--- START OF Record extracts ---

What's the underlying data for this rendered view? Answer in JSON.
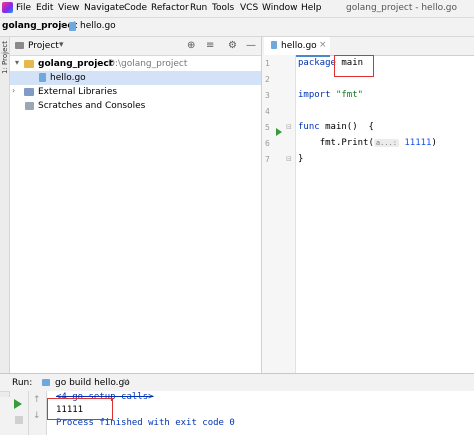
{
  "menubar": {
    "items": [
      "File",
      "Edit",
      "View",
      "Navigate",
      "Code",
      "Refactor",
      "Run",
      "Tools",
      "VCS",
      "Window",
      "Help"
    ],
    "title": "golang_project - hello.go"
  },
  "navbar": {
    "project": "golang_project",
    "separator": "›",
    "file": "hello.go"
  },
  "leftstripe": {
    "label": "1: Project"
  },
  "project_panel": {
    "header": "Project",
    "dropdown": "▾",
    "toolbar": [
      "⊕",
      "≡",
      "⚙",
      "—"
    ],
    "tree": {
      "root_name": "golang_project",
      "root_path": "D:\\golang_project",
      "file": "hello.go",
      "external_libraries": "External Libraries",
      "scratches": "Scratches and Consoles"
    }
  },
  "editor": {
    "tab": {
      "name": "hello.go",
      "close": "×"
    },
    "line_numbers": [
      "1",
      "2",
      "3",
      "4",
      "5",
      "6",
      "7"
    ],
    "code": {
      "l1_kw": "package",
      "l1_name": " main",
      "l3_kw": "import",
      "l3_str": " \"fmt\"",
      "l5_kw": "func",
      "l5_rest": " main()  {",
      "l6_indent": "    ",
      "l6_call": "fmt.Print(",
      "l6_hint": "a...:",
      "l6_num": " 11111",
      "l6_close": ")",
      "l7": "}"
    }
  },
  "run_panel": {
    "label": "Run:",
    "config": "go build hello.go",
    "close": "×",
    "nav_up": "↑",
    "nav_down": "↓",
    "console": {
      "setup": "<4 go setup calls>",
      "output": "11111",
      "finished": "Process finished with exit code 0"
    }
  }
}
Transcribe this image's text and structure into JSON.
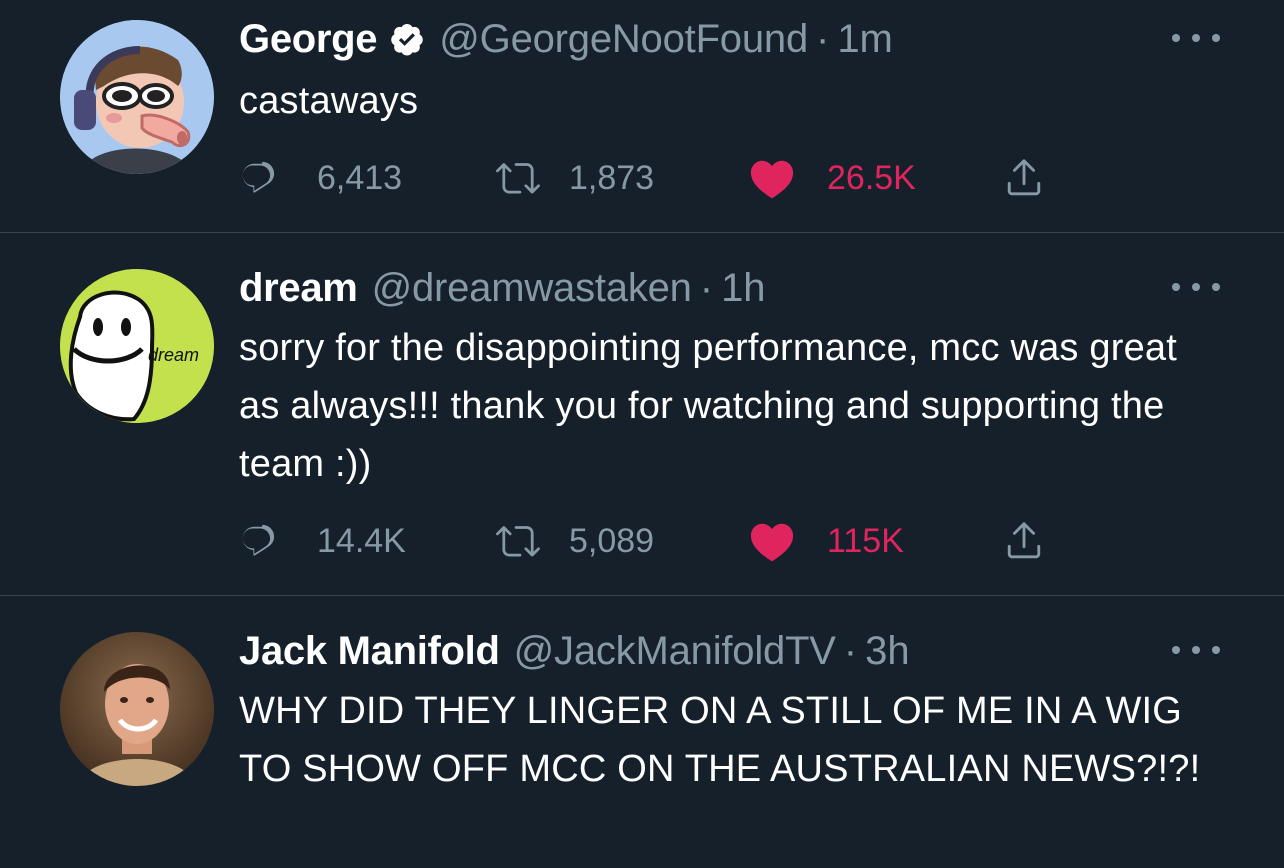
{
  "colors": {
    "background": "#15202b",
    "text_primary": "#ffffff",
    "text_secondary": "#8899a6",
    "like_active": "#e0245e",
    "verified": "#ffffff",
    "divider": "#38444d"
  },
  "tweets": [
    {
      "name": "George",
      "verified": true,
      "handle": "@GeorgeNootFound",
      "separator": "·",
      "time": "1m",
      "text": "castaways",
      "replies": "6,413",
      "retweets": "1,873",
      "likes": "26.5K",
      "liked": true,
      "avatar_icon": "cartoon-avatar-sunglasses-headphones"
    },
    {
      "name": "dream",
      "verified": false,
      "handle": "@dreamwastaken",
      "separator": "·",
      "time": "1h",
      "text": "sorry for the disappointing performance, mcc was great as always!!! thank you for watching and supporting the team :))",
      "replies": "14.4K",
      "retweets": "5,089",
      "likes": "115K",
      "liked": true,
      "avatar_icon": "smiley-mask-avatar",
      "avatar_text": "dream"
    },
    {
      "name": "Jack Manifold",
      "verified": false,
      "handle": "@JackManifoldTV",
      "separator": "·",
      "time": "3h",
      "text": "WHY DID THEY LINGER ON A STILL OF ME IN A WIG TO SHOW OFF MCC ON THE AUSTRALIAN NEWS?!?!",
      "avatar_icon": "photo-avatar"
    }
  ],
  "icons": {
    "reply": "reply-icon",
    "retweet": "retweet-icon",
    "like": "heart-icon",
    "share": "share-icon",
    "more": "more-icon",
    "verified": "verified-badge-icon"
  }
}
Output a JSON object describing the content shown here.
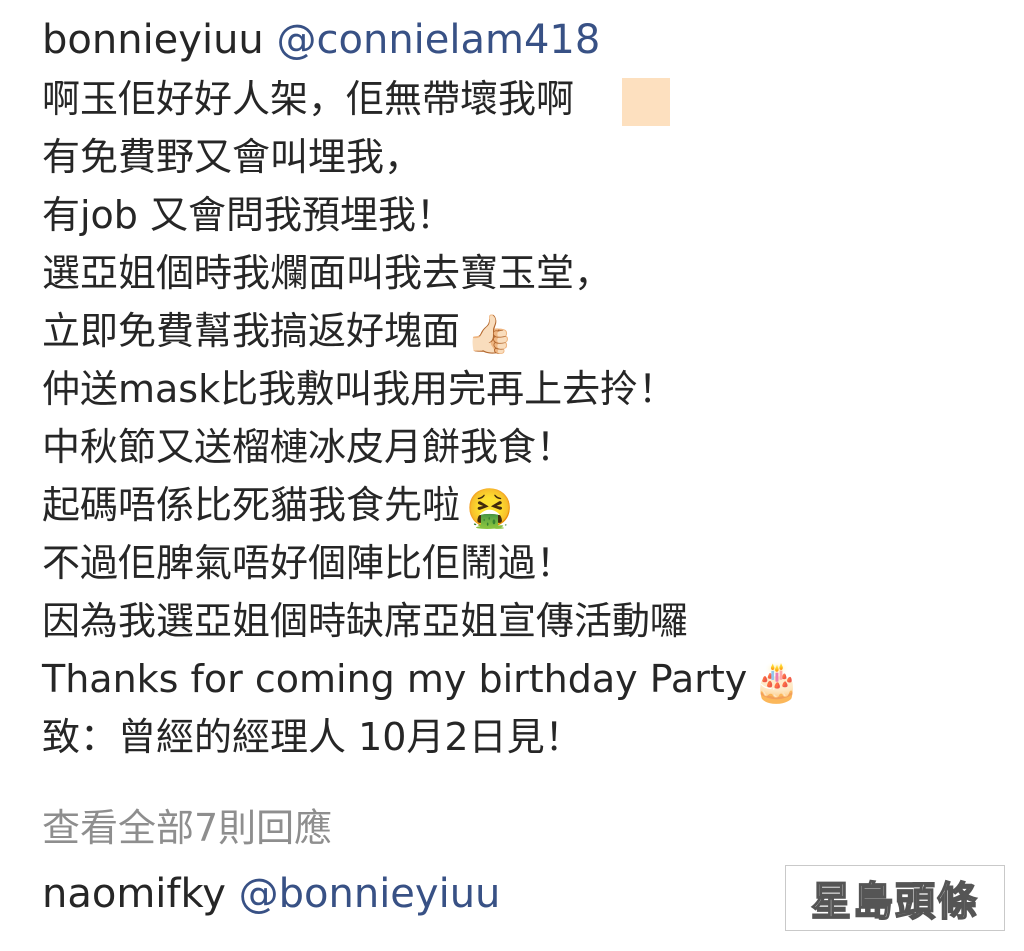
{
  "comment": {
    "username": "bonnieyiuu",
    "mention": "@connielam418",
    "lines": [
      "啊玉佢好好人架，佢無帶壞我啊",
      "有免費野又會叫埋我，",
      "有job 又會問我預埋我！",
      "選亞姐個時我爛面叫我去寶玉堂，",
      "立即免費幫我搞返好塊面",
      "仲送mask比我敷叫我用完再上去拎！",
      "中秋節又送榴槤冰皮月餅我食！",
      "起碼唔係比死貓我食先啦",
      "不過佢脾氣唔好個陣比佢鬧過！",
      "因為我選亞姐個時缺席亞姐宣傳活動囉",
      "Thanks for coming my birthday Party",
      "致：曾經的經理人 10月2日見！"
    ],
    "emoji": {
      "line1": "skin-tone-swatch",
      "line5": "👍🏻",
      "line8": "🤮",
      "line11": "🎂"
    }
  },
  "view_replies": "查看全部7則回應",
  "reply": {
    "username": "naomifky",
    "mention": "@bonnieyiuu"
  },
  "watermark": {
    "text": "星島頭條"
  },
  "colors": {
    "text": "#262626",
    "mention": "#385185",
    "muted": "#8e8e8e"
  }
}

--- END OF Record extracts ---

[Short problem] State the count of lines that contain the string "hello". Nothing else is needed.

[Task solution] 5